> RAW DATA:
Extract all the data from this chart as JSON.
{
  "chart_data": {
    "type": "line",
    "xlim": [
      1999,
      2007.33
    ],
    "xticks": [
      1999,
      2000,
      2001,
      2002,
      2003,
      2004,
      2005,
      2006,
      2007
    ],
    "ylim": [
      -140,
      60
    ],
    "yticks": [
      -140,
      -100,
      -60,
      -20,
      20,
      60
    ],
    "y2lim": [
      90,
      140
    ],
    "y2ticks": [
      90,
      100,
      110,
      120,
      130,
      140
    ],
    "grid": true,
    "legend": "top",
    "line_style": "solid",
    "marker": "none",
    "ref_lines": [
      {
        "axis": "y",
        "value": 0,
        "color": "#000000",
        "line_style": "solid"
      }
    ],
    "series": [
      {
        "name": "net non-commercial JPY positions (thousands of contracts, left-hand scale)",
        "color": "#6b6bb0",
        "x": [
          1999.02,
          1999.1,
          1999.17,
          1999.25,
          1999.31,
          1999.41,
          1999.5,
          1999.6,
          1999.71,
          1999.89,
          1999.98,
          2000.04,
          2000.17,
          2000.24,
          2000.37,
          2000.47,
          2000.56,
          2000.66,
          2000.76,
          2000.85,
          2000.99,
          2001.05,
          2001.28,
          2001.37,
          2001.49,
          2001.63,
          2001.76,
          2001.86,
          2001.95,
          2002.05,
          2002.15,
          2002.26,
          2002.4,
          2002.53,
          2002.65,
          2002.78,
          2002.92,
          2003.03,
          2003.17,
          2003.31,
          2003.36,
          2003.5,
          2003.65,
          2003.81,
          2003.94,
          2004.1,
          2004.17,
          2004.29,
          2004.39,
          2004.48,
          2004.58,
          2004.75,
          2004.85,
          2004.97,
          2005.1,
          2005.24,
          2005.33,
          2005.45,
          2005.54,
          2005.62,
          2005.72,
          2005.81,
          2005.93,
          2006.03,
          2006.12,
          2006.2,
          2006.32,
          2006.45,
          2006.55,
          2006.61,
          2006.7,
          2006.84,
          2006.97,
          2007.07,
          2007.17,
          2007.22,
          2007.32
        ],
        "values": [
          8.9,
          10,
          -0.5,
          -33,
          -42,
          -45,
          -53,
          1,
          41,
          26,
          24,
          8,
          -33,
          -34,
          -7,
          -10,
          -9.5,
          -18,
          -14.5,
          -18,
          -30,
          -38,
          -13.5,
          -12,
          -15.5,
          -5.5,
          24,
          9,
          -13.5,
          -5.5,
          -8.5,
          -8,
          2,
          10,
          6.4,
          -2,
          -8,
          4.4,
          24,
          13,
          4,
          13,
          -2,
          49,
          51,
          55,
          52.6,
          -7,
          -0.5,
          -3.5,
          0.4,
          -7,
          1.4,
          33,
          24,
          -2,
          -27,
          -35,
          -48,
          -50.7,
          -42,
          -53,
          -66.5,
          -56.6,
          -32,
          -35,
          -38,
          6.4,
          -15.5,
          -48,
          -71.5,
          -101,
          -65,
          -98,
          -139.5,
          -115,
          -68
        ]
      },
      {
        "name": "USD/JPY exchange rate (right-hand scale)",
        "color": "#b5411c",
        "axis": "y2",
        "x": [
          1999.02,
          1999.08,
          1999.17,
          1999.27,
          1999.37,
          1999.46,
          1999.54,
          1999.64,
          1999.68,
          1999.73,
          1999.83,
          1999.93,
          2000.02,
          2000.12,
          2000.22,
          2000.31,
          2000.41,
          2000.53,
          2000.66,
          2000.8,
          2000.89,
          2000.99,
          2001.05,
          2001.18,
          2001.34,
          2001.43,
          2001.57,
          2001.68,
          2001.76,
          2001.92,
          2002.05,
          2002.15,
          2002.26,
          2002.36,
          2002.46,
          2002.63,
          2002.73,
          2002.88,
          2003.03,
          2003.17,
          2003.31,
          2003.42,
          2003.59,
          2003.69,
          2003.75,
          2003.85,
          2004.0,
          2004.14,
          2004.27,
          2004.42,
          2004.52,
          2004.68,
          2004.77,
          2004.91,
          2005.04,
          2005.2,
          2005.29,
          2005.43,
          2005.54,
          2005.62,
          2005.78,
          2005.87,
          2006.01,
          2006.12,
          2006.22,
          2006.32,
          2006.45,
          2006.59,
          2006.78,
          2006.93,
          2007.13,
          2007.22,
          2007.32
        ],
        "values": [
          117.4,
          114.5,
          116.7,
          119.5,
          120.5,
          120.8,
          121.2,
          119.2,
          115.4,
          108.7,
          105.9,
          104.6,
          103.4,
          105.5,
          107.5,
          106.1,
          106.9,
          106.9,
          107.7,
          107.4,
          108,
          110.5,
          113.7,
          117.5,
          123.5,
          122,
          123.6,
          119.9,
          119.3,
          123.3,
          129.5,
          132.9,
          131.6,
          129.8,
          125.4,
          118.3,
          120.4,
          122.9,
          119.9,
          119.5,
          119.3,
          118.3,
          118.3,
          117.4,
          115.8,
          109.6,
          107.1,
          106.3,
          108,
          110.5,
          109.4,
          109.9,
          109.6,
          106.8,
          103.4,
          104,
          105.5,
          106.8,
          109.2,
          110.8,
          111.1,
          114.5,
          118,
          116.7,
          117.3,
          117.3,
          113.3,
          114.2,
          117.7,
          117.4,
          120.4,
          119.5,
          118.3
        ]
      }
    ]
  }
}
==
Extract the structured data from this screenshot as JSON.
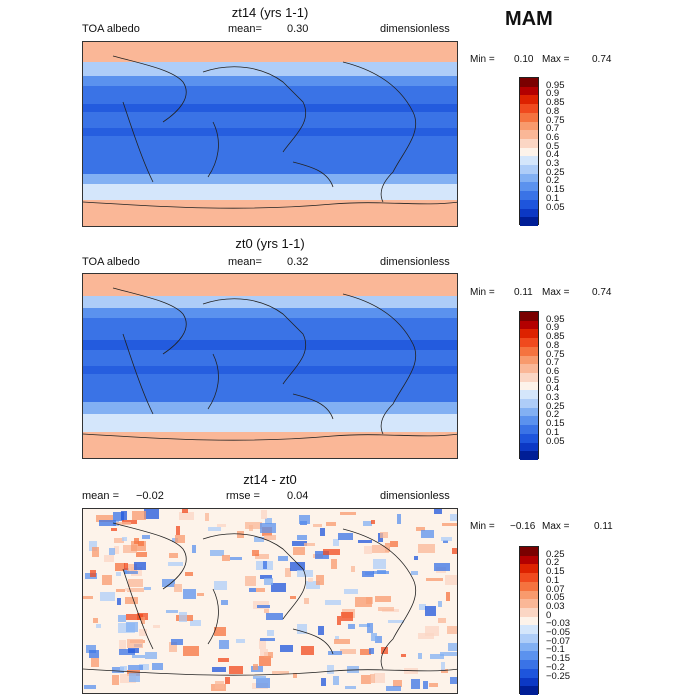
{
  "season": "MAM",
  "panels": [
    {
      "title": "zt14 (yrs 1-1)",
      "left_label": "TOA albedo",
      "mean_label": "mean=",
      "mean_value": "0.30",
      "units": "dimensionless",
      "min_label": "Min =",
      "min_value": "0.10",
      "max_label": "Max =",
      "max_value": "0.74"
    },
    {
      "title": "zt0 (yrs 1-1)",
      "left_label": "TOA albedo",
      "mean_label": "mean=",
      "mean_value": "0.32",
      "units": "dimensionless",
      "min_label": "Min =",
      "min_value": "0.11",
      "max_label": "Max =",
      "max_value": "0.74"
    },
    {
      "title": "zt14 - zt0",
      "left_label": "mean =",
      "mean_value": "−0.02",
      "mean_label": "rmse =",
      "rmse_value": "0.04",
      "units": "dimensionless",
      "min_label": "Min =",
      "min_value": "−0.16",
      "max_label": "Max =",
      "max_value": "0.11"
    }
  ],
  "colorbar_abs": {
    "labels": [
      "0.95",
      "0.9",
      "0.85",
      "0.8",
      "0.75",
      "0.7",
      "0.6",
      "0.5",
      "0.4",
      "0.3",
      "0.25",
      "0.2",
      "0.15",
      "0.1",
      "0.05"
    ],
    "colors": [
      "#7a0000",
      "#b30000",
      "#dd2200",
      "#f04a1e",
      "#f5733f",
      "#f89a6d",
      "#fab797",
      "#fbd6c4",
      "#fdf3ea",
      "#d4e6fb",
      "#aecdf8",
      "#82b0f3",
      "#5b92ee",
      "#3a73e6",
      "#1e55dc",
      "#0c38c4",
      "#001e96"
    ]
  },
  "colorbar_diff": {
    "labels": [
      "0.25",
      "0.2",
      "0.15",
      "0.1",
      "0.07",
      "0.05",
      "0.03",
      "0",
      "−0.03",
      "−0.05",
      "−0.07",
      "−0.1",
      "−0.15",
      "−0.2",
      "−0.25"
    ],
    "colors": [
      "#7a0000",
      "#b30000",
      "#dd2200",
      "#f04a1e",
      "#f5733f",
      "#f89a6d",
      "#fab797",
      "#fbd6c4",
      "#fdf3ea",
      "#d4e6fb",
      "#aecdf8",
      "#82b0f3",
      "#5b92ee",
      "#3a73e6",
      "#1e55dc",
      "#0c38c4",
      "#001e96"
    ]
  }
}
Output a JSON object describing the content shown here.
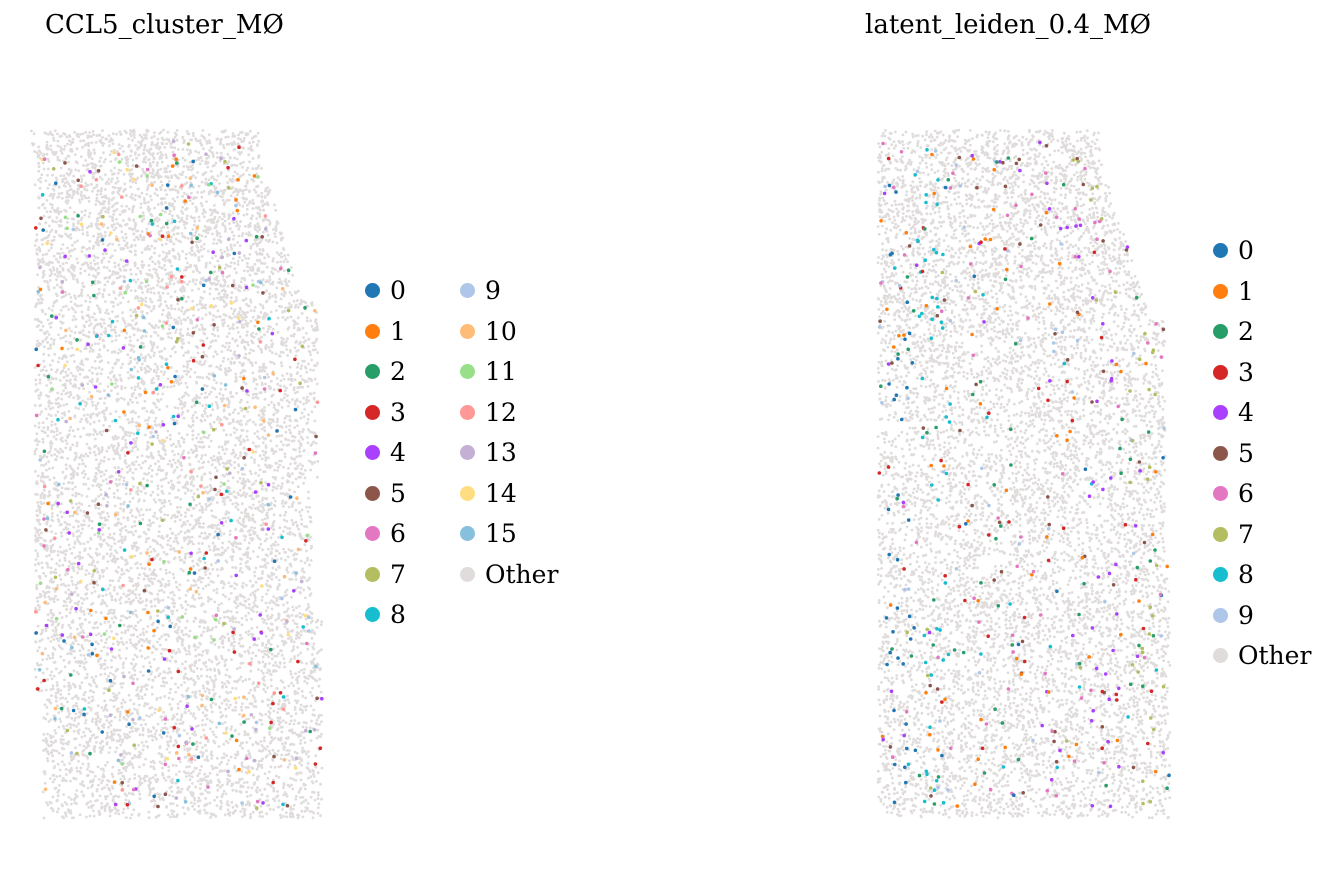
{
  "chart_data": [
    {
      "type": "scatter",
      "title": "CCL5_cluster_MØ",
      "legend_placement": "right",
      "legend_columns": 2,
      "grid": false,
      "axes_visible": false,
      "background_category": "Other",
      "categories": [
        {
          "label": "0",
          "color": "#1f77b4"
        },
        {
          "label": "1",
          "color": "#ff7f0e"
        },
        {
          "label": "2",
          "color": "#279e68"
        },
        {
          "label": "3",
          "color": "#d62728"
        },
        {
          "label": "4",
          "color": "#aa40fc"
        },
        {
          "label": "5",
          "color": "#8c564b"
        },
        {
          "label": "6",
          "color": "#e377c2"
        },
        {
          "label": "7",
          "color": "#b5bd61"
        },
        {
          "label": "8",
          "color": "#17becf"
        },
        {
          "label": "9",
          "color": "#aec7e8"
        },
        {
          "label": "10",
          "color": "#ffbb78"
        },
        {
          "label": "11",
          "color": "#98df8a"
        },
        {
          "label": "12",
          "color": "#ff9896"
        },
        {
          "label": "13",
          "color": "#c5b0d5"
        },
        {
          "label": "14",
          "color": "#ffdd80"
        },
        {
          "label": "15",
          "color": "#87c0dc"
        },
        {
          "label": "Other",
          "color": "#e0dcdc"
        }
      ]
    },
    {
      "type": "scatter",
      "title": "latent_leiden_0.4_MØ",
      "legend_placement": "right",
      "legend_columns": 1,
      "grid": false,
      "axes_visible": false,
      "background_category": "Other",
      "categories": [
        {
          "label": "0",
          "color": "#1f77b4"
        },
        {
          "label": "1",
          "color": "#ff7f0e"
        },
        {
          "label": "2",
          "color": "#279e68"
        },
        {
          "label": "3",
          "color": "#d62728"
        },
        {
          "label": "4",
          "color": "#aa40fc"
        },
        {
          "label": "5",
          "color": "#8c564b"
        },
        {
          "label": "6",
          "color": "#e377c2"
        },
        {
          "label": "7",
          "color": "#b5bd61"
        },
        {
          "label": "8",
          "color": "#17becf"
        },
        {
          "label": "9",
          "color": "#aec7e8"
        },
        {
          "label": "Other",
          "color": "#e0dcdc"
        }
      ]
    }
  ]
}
...
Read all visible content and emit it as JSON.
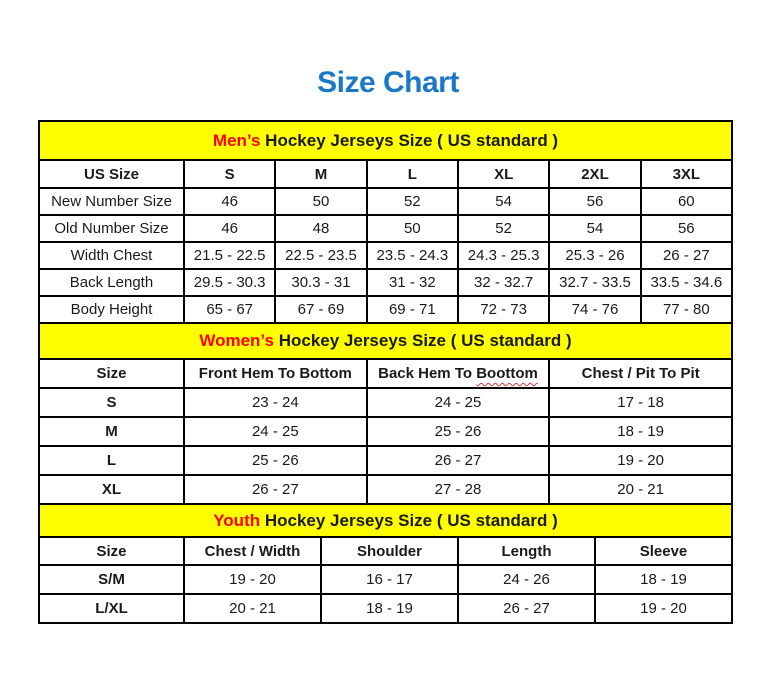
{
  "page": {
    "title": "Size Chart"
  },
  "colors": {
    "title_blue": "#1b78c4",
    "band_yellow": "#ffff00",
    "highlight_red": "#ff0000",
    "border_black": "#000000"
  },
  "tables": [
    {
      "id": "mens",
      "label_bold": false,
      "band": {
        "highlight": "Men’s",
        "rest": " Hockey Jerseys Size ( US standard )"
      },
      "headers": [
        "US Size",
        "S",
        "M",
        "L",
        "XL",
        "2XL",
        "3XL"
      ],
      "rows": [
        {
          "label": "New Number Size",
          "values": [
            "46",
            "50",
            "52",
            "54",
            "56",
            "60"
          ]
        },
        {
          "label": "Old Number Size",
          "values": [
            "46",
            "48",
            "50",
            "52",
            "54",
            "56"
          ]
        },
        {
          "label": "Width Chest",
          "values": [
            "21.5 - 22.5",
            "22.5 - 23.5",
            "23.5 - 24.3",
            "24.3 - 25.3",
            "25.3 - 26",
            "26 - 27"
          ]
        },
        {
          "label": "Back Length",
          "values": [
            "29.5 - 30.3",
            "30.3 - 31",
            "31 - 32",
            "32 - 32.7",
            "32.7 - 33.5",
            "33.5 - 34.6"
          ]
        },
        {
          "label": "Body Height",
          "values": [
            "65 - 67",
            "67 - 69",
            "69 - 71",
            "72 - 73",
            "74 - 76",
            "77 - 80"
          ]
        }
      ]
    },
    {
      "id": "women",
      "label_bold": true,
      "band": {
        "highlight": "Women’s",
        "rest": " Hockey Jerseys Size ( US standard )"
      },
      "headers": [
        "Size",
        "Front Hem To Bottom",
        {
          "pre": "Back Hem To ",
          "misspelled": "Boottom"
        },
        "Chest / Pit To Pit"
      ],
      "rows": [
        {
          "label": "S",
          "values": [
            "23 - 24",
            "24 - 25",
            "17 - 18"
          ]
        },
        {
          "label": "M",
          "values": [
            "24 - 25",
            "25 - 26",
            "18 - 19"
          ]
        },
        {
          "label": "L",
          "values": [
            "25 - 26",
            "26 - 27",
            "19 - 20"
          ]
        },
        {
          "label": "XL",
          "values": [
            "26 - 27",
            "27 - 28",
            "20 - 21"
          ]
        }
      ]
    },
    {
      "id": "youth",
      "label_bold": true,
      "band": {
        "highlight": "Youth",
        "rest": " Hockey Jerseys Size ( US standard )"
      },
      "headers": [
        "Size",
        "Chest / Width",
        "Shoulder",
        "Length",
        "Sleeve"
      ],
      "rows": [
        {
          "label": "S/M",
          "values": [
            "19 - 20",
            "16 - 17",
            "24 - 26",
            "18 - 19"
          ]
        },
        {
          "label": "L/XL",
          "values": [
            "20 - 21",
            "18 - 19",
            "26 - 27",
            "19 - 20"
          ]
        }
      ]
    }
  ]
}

> WRITTEN REQUEST: For the records above, state how many lines include the string "from", giving the number and nothing else.

> SOLUTION FOR THIS EXERCISE: 2